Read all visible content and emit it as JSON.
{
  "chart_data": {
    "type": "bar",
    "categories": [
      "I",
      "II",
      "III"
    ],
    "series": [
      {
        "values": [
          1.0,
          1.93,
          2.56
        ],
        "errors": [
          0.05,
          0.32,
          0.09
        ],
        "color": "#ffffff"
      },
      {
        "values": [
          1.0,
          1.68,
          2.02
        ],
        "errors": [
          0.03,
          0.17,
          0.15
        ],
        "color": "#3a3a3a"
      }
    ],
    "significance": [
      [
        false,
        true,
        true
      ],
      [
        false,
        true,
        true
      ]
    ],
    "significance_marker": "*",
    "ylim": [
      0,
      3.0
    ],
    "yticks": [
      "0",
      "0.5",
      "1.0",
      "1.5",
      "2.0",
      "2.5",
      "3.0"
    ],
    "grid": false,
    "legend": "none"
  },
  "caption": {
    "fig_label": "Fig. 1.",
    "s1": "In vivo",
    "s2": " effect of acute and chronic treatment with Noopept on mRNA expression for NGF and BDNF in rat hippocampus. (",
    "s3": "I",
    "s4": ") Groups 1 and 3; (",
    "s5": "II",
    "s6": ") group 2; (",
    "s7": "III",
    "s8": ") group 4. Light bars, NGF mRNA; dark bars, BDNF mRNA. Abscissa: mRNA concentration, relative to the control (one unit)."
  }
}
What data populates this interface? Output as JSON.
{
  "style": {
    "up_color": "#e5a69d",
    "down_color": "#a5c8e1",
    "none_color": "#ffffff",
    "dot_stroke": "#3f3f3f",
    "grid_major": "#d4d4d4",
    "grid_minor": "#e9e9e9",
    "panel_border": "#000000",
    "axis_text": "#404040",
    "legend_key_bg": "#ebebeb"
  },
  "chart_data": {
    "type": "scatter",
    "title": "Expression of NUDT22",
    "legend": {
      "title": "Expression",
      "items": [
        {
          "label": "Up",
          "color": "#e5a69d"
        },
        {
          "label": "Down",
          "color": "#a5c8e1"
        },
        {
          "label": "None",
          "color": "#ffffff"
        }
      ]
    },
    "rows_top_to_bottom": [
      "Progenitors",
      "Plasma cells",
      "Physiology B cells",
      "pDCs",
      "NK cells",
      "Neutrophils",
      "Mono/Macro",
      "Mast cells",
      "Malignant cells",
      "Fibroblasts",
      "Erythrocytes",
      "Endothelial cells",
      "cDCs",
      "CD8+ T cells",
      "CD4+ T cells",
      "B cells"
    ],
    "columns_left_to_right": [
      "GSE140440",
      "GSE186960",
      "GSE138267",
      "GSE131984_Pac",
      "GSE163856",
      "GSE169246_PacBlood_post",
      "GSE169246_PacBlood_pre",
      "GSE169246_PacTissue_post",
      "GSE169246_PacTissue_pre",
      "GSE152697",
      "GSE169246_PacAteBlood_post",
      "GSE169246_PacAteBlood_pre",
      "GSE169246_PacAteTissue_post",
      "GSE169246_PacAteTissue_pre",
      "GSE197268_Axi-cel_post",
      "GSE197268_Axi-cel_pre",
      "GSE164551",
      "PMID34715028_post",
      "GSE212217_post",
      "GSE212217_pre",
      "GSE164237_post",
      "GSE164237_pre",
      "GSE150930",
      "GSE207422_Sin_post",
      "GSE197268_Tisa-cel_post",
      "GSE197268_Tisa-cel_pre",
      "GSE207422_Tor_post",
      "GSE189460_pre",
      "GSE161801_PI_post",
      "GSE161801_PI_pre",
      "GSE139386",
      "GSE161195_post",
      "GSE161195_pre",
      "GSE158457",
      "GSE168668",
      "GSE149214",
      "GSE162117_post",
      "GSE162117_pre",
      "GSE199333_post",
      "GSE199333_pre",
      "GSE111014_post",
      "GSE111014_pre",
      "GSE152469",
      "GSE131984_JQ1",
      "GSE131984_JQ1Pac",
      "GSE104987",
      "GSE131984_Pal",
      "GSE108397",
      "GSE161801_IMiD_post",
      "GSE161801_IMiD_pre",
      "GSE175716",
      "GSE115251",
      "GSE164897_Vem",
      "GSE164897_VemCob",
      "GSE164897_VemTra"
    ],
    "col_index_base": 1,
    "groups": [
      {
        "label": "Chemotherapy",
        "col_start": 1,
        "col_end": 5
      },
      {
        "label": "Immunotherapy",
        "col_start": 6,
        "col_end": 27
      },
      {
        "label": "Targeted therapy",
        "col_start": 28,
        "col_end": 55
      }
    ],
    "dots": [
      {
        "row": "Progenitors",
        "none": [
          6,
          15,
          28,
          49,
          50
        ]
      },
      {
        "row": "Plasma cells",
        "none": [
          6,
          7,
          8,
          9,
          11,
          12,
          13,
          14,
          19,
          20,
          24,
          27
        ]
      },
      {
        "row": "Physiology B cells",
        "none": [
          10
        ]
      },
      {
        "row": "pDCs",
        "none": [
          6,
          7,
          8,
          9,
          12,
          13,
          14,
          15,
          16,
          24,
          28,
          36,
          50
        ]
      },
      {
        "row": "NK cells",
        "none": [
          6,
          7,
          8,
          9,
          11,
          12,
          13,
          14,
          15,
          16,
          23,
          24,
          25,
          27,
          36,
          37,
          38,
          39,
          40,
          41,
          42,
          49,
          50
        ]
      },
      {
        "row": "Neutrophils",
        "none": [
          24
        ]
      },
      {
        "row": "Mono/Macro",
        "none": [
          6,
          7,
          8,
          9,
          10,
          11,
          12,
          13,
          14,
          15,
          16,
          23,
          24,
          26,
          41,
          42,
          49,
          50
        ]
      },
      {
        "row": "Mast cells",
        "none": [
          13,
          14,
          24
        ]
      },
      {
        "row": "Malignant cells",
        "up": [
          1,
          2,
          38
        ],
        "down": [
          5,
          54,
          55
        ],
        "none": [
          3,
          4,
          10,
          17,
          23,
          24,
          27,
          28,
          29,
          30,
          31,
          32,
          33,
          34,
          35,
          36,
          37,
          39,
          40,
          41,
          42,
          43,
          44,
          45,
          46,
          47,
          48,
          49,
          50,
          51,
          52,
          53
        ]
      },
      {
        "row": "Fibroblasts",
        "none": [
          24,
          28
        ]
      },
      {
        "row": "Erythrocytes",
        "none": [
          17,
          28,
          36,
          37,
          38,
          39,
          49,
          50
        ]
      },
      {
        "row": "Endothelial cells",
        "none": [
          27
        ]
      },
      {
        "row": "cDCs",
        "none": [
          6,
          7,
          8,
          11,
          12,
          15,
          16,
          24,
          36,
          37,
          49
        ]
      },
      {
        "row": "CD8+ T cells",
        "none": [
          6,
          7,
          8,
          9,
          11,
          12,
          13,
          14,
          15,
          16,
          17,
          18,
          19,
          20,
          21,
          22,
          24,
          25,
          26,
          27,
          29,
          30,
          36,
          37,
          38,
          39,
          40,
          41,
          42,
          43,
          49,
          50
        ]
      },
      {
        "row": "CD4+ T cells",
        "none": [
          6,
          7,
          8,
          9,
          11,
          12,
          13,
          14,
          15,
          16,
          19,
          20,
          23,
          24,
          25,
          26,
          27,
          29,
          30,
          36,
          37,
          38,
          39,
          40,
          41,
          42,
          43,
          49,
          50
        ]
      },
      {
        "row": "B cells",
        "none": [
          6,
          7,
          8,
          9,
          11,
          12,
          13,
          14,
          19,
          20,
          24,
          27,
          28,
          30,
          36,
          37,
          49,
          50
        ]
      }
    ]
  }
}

WORK REQUIRED. Each line with "Malignant" in it must be identified and copied from the material.

WRITTEN REPLY.
      "Malignant cells",
        "row": "Malignant cells",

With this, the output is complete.